*The exercise:*
Each line of the data that includes the string "RMSProp" is to be copied out.

-- begin --

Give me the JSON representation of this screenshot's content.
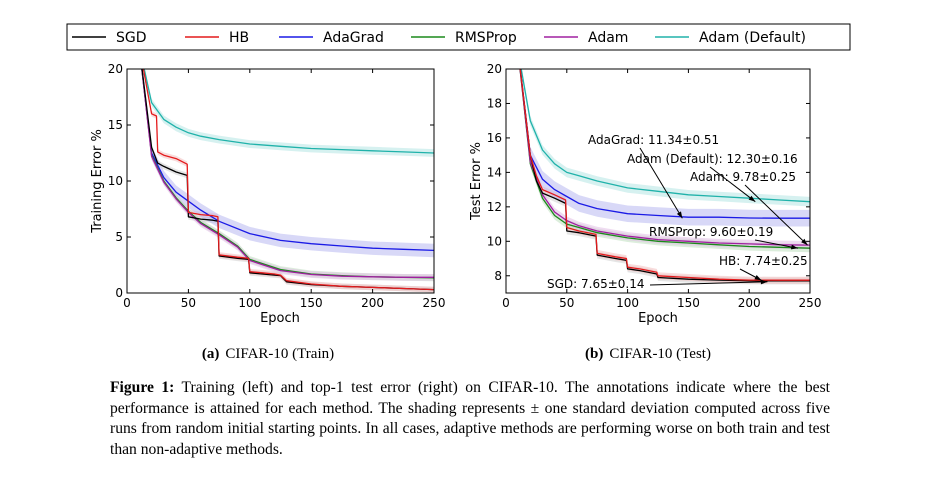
{
  "chart_data": [
    {
      "type": "line",
      "subtitle_tag": "(a)",
      "subtitle": "CIFAR-10 (Train)",
      "xlabel": "Epoch",
      "ylabel": "Training Error %",
      "xlim": [
        0,
        250
      ],
      "ylim": [
        0,
        20
      ],
      "xticks": [
        "0",
        "50",
        "100",
        "150",
        "200",
        "250"
      ],
      "yticks": [
        "0",
        "5",
        "10",
        "15",
        "20"
      ],
      "series": [
        {
          "name": "SGD",
          "color": "#000000",
          "x": [
            10,
            20,
            25,
            30,
            40,
            49,
            50,
            60,
            70,
            74,
            75,
            90,
            99,
            100,
            110,
            120,
            125,
            130,
            150,
            175,
            200,
            225,
            250
          ],
          "y": [
            22,
            13,
            11.6,
            11.3,
            10.8,
            10.5,
            6.8,
            6.6,
            6.5,
            6.4,
            3.3,
            3.1,
            3.0,
            1.8,
            1.7,
            1.6,
            1.55,
            1.0,
            0.75,
            0.6,
            0.5,
            0.4,
            0.3
          ]
        },
        {
          "name": "HB",
          "color": "#e41a1c",
          "x": [
            10,
            20,
            24,
            25,
            30,
            40,
            49,
            50,
            60,
            70,
            74,
            75,
            90,
            99,
            100,
            110,
            120,
            125,
            130,
            150,
            175,
            200,
            225,
            250
          ],
          "y": [
            22,
            16,
            15.8,
            12.6,
            12.3,
            12.0,
            11.5,
            7.2,
            7.0,
            6.9,
            6.8,
            3.4,
            3.2,
            3.1,
            1.9,
            1.8,
            1.7,
            1.6,
            1.1,
            0.8,
            0.6,
            0.5,
            0.4,
            0.3
          ]
        },
        {
          "name": "AdaGrad",
          "color": "#1a1ae6",
          "x": [
            10,
            20,
            30,
            40,
            50,
            60,
            75,
            100,
            125,
            150,
            175,
            200,
            225,
            250
          ],
          "y": [
            22,
            12.5,
            10.3,
            9.0,
            8.2,
            7.4,
            6.4,
            5.3,
            4.7,
            4.4,
            4.2,
            4.0,
            3.9,
            3.8
          ]
        },
        {
          "name": "RMSProp",
          "color": "#1b8a1b",
          "x": [
            10,
            20,
            30,
            40,
            50,
            60,
            75,
            90,
            100,
            125,
            150,
            175,
            200,
            225,
            250
          ],
          "y": [
            22,
            12.3,
            10.0,
            8.5,
            7.3,
            6.3,
            5.3,
            4.2,
            3.0,
            2.1,
            1.7,
            1.55,
            1.45,
            1.4,
            1.35
          ]
        },
        {
          "name": "Adam",
          "color": "#a020a0",
          "x": [
            10,
            20,
            30,
            40,
            50,
            60,
            75,
            90,
            100,
            125,
            150,
            175,
            200,
            225,
            250
          ],
          "y": [
            22,
            12.2,
            9.9,
            8.4,
            7.2,
            6.2,
            5.2,
            4.1,
            2.9,
            2.0,
            1.65,
            1.5,
            1.45,
            1.4,
            1.4
          ]
        },
        {
          "name": "Adam (Default)",
          "color": "#20b2aa",
          "x": [
            10,
            20,
            30,
            40,
            50,
            60,
            75,
            100,
            125,
            150,
            175,
            200,
            225,
            250
          ],
          "y": [
            22,
            17,
            15.5,
            14.8,
            14.3,
            14.0,
            13.7,
            13.3,
            13.1,
            12.9,
            12.8,
            12.7,
            12.6,
            12.5
          ]
        }
      ]
    },
    {
      "type": "line",
      "subtitle_tag": "(b)",
      "subtitle": "CIFAR-10 (Test)",
      "xlabel": "Epoch",
      "ylabel": "Test Error %",
      "xlim": [
        0,
        250
      ],
      "ylim": [
        7,
        20
      ],
      "xticks": [
        "0",
        "50",
        "100",
        "150",
        "200",
        "250"
      ],
      "yticks": [
        "8",
        "10",
        "12",
        "14",
        "16",
        "18",
        "20"
      ],
      "series": [
        {
          "name": "SGD",
          "color": "#000000",
          "x": [
            10,
            20,
            25,
            30,
            40,
            49,
            50,
            60,
            74,
            75,
            90,
            99,
            100,
            110,
            124,
            125,
            150,
            175,
            200,
            225,
            250
          ],
          "y": [
            21,
            15,
            13.5,
            12.8,
            12.5,
            12.2,
            10.6,
            10.5,
            10.3,
            9.2,
            9.0,
            8.9,
            8.4,
            8.3,
            8.1,
            7.9,
            7.8,
            7.75,
            7.7,
            7.7,
            7.7
          ]
        },
        {
          "name": "HB",
          "color": "#e41a1c",
          "x": [
            10,
            20,
            25,
            30,
            40,
            49,
            50,
            60,
            74,
            75,
            90,
            99,
            100,
            110,
            124,
            125,
            150,
            175,
            200,
            225,
            250
          ],
          "y": [
            21,
            15,
            13.8,
            13.0,
            12.7,
            12.4,
            10.8,
            10.6,
            10.4,
            9.3,
            9.1,
            9.0,
            8.5,
            8.4,
            8.2,
            8.0,
            7.9,
            7.8,
            7.75,
            7.74,
            7.74
          ]
        },
        {
          "name": "AdaGrad",
          "color": "#1a1ae6",
          "x": [
            10,
            20,
            30,
            40,
            50,
            60,
            75,
            100,
            125,
            150,
            175,
            200,
            225,
            250
          ],
          "y": [
            21,
            15,
            13.6,
            13.0,
            12.6,
            12.2,
            11.9,
            11.6,
            11.5,
            11.4,
            11.4,
            11.35,
            11.34,
            11.34
          ]
        },
        {
          "name": "RMSProp",
          "color": "#1b8a1b",
          "x": [
            10,
            20,
            30,
            40,
            50,
            60,
            75,
            100,
            125,
            150,
            175,
            200,
            225,
            250
          ],
          "y": [
            21,
            14.5,
            12.5,
            11.5,
            11.0,
            10.8,
            10.5,
            10.2,
            10.0,
            9.9,
            9.8,
            9.7,
            9.65,
            9.6
          ]
        },
        {
          "name": "Adam",
          "color": "#a020a0",
          "x": [
            10,
            20,
            30,
            40,
            50,
            60,
            75,
            100,
            125,
            150,
            175,
            200,
            225,
            250
          ],
          "y": [
            21,
            14.6,
            12.7,
            11.7,
            11.2,
            10.9,
            10.6,
            10.3,
            10.1,
            10.0,
            9.9,
            9.85,
            9.8,
            9.78
          ]
        },
        {
          "name": "Adam (Default)",
          "color": "#20b2aa",
          "x": [
            10,
            20,
            30,
            40,
            50,
            60,
            75,
            100,
            125,
            150,
            175,
            200,
            225,
            250
          ],
          "y": [
            21,
            17,
            15.3,
            14.5,
            14.0,
            13.8,
            13.5,
            13.1,
            12.9,
            12.7,
            12.6,
            12.5,
            12.4,
            12.3
          ]
        }
      ],
      "annotations": [
        {
          "text": "AdaGrad: 11.34±0.51",
          "target": [
            145,
            11.34
          ]
        },
        {
          "text": "Adam (Default): 12.30±0.16",
          "target": [
            205,
            12.3
          ]
        },
        {
          "text": "Adam: 9.78±0.25",
          "target": [
            248,
            9.78
          ]
        },
        {
          "text": "RMSProp: 9.60±0.19",
          "target": [
            240,
            9.6
          ]
        },
        {
          "text": "HB: 7.74±0.25",
          "target": [
            210,
            7.74
          ]
        },
        {
          "text": "SGD: 7.65±0.14",
          "target": [
            215,
            7.65
          ]
        }
      ]
    }
  ],
  "legend": {
    "placement": "top",
    "entries": [
      "SGD",
      "HB",
      "AdaGrad",
      "RMSProp",
      "Adam",
      "Adam (Default)"
    ]
  },
  "caption": {
    "label": "Figure 1:",
    "text": "Training (left) and top-1 test error (right) on CIFAR-10. The annotations indicate where the best performance is attained for each method. The shading represents ± one standard deviation computed across five runs from random initial starting points. In all cases, adaptive methods are performing worse on both train and test than non-adaptive methods."
  }
}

-- end --

*Correct answer:*
          "name": "RMSProp",
          "name": "RMSProp",
          "text": "RMSProp: 9.60±0.19",
      "RMSProp",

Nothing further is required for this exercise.